THE REQUEST – Gather from the listing below each line that includes the word "أيام", and copy it.

RECORDS FOR THIS EXERCISE –
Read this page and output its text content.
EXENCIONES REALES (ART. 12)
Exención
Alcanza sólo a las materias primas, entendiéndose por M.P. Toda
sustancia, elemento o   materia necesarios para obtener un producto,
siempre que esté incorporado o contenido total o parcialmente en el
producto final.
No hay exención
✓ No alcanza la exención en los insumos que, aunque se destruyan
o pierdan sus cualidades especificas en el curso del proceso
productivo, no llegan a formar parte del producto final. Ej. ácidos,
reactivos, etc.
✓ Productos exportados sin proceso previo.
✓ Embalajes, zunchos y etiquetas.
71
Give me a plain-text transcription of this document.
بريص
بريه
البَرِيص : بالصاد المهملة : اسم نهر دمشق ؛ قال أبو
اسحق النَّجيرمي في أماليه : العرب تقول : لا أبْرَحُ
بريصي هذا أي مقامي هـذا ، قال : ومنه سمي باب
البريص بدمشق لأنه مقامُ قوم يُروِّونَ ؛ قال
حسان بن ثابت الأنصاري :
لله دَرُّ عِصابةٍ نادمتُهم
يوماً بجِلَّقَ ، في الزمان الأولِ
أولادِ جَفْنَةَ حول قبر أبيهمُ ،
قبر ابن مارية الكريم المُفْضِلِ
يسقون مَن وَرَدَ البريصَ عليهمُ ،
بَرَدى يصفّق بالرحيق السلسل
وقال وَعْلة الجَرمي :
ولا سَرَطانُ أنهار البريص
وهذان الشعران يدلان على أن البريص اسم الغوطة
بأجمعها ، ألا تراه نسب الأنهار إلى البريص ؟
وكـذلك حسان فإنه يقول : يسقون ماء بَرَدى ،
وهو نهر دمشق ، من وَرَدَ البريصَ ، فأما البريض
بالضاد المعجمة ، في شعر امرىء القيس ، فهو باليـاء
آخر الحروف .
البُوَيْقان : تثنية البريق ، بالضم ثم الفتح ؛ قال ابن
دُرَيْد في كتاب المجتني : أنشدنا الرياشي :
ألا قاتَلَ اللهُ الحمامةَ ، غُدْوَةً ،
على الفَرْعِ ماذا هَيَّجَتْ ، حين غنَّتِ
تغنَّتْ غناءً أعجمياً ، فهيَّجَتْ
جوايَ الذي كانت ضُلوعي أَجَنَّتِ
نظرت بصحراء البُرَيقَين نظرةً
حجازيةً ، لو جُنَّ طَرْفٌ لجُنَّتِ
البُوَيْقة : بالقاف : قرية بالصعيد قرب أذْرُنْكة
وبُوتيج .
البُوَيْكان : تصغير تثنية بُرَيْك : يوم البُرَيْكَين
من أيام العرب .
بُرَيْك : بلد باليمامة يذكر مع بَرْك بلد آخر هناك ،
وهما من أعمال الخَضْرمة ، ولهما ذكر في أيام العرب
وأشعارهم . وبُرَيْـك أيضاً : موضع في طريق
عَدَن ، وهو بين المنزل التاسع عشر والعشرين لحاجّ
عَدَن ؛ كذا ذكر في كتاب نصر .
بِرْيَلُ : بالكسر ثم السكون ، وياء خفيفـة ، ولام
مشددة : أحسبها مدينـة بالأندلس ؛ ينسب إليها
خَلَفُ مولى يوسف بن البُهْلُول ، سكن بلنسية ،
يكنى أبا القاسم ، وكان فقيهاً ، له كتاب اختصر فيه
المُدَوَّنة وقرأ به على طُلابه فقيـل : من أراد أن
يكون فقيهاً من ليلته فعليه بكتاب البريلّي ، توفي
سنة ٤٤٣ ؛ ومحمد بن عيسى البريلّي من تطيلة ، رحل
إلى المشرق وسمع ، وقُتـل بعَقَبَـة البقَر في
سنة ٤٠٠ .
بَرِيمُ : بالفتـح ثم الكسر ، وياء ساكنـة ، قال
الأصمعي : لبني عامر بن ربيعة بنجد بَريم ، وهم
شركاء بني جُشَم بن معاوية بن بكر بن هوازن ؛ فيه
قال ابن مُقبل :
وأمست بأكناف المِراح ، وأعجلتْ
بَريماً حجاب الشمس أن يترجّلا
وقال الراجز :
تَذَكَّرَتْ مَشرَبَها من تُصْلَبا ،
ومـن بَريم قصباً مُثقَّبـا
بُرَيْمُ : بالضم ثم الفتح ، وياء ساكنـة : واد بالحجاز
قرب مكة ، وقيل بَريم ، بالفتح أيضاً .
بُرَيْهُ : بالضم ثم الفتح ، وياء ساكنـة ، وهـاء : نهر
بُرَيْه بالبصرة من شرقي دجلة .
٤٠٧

* * *

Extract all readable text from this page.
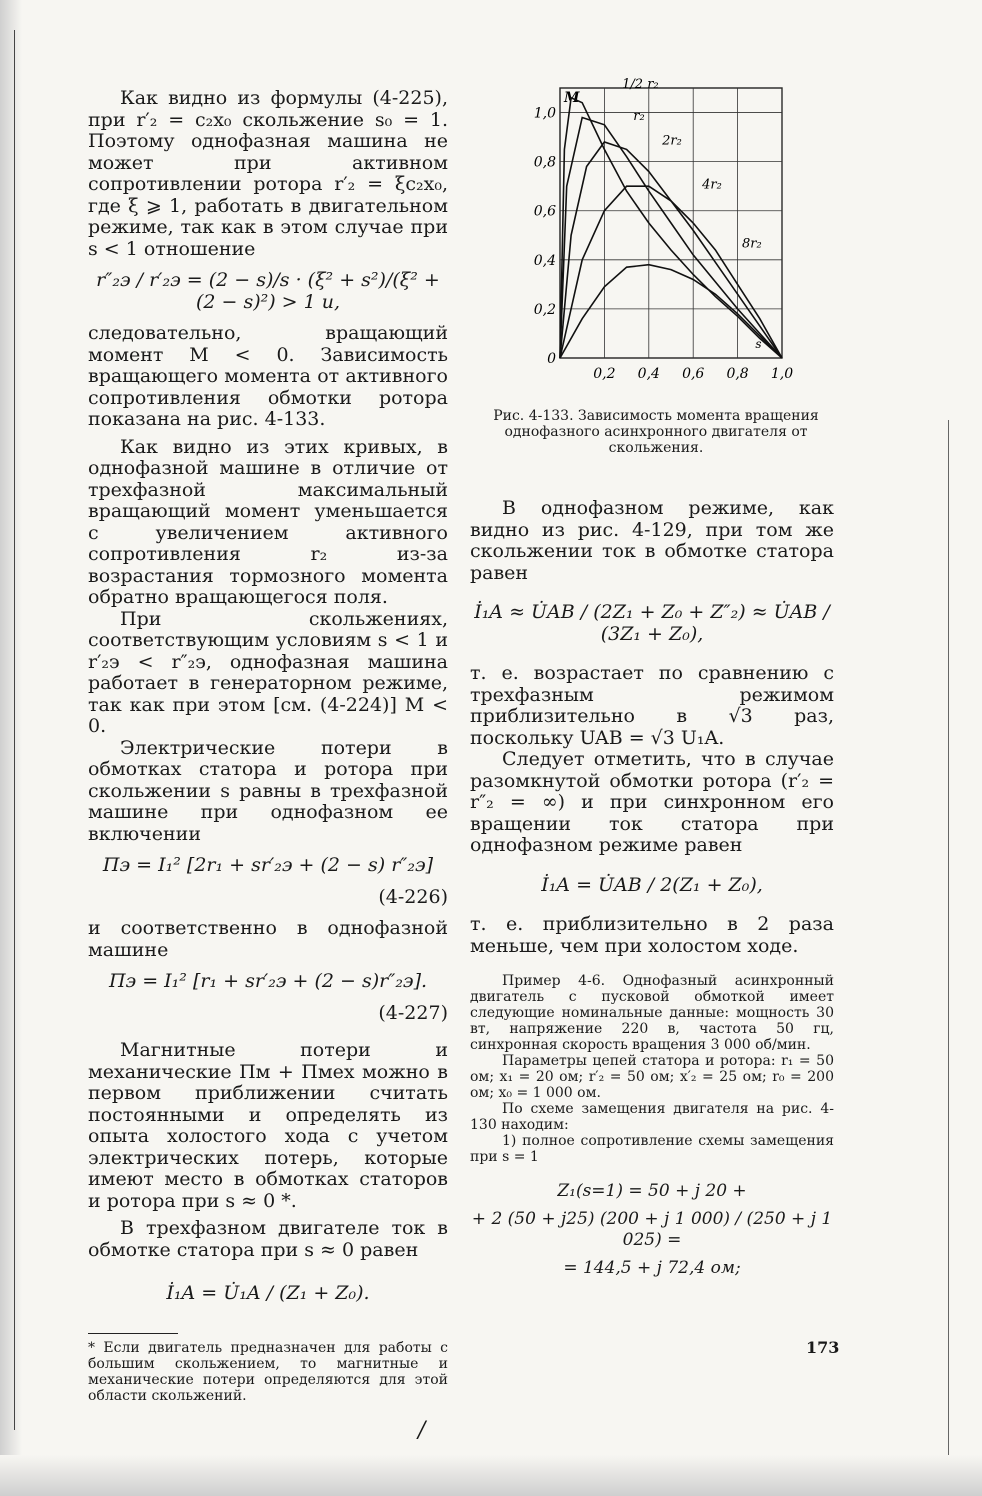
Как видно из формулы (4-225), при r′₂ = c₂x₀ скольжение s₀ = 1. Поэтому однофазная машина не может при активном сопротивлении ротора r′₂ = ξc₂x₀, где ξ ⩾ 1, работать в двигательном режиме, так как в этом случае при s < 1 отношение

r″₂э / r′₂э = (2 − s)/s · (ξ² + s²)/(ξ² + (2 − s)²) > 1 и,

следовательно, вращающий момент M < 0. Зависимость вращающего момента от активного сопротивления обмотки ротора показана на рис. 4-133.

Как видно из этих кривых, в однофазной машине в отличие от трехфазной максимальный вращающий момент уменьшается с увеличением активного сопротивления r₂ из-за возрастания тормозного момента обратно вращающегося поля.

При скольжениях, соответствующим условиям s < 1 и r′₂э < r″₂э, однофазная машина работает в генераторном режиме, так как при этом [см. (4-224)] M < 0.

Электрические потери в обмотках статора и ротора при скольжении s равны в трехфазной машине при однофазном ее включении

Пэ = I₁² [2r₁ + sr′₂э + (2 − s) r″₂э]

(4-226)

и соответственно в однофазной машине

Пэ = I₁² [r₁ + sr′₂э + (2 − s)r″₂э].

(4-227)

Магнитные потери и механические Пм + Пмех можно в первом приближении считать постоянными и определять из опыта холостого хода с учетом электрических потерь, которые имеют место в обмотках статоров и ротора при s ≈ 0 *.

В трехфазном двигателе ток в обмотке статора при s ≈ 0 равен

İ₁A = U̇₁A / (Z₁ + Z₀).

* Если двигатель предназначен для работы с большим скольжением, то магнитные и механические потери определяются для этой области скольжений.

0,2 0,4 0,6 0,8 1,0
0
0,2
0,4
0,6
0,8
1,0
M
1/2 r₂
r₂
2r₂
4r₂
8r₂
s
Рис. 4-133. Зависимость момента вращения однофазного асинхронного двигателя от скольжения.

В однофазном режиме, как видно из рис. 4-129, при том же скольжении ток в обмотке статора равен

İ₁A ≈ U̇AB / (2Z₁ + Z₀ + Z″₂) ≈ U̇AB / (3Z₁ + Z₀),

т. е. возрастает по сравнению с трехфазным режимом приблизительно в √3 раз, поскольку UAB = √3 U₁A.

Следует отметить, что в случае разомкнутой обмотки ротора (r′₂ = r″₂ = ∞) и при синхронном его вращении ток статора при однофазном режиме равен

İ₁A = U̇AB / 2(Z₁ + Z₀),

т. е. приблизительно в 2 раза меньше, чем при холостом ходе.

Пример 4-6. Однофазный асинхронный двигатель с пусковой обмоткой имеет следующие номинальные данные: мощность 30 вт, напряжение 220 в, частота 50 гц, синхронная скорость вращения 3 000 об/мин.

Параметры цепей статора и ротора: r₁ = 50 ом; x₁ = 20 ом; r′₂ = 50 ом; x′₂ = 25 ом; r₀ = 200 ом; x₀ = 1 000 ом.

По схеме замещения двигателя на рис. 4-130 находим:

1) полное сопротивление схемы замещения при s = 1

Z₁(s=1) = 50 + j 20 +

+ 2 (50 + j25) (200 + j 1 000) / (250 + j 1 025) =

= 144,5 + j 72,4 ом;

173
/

SOLUTION TO THIS TASK –
من أيام العرب .
وهما من أعمال الخَضْرمة ، ولهما ذكر في أيام العرب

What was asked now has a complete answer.